• **Work to complete**: Find all lines in the records that include the word "Antenna", and copy them out.

• **Data extract**:
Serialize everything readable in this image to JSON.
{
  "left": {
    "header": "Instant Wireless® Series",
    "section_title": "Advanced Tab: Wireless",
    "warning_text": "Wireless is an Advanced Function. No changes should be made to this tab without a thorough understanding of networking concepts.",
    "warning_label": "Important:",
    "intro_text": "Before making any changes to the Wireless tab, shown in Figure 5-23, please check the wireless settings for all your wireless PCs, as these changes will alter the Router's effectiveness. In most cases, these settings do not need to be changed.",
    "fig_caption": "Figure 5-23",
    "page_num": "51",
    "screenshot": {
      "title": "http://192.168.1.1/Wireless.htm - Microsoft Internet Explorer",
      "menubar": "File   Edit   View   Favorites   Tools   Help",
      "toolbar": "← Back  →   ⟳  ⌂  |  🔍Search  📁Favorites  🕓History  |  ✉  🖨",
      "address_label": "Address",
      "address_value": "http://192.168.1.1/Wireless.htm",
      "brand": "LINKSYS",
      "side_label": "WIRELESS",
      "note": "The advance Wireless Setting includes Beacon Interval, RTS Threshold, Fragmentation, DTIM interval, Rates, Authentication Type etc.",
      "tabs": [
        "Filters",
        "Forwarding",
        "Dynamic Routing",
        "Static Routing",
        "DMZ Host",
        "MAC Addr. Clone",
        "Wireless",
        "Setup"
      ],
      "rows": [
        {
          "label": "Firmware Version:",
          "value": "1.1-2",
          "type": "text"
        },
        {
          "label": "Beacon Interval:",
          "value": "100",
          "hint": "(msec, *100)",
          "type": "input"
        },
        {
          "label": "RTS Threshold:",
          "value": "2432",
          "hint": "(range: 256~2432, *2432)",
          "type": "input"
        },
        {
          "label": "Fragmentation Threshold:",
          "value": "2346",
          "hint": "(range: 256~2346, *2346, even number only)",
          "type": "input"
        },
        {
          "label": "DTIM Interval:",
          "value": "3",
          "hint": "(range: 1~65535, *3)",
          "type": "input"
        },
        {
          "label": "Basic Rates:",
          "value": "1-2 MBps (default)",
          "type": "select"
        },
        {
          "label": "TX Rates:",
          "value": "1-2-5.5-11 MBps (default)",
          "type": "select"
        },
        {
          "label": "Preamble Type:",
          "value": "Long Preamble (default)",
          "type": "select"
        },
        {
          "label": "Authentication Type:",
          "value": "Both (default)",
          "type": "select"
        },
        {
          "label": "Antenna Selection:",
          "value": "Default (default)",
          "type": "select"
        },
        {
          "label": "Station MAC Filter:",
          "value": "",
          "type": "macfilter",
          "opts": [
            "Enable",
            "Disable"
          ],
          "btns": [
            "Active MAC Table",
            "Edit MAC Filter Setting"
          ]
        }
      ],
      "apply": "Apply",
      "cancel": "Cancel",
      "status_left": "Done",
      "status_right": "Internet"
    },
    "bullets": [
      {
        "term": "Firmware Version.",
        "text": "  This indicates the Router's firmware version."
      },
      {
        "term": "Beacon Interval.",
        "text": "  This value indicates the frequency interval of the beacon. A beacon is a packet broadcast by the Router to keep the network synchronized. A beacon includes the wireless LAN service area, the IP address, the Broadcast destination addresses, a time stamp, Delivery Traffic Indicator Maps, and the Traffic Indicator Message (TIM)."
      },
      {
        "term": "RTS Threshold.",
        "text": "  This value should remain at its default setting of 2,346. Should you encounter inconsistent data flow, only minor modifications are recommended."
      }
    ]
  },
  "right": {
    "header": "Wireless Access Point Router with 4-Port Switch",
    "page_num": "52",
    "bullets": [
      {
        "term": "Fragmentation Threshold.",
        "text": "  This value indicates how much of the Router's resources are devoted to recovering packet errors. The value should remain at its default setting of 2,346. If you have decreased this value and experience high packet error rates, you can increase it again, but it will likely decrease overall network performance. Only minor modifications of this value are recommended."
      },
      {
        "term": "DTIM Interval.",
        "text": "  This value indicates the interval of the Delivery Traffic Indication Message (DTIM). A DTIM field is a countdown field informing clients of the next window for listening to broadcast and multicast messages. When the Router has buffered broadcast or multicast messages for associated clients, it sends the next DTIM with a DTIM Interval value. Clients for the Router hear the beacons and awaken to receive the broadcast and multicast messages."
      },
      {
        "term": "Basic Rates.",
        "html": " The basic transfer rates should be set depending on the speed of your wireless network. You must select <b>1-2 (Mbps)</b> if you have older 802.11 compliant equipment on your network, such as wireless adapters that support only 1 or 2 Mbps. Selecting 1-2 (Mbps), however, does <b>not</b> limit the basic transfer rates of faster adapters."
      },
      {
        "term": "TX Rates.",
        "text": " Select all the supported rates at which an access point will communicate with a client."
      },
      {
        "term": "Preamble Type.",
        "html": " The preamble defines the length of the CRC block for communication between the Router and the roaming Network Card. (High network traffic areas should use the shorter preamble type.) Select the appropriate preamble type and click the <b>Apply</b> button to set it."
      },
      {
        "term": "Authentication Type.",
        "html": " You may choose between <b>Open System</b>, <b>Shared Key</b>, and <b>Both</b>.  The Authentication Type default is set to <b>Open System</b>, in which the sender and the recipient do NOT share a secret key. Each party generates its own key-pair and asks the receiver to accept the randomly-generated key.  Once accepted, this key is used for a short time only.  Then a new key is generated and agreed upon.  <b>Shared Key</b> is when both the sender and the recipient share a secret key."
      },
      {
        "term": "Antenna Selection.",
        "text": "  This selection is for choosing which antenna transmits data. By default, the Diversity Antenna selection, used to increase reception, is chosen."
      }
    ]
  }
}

• **Answer to this task**:
          "label": "Antenna Selection:",
        "term": "Antenna Selection.",
        "text": "  This selection is for choosing which antenna transmits data. By default, the Diversity Antenna selection, used to increase reception, is chosen."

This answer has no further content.